> Task requirements
Each entry that follows must be output without any deviation.

### Excerpted records

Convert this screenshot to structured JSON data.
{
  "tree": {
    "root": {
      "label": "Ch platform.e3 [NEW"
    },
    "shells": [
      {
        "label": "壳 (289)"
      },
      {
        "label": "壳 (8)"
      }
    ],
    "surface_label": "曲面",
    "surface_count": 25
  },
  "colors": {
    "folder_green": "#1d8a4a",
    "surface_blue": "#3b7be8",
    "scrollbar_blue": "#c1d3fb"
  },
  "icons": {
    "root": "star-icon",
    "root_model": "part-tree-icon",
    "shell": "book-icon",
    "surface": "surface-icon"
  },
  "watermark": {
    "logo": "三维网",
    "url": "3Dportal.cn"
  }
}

######

> Output of the exercise
Convert this screenshot to structured JSON data.
{
  "tree": {
    "root": {
      "label": "Ch platform.e3 [NEW"
    },
    "shells": [
      {
        "label": "壳 (289)"
      },
      {
        "label": "壳 (8)"
      }
    ],
    "surface_label": "曲面",
    "surface_count": 25
  },
  "colors": {
    "folder_green": "#1d8a4a",
    "surface_blue": "#3b7be8",
    "scrollbar_blue": "#c1d3fb"
  },
  "icons": {
    "root": "star-icon",
    "root_model": "part-tree-icon",
    "shell": "book-icon",
    "surface": "surface-icon"
  },
  "watermark": {
    "logo": "三维网",
    "url": "3Dportal.cn"
  }
}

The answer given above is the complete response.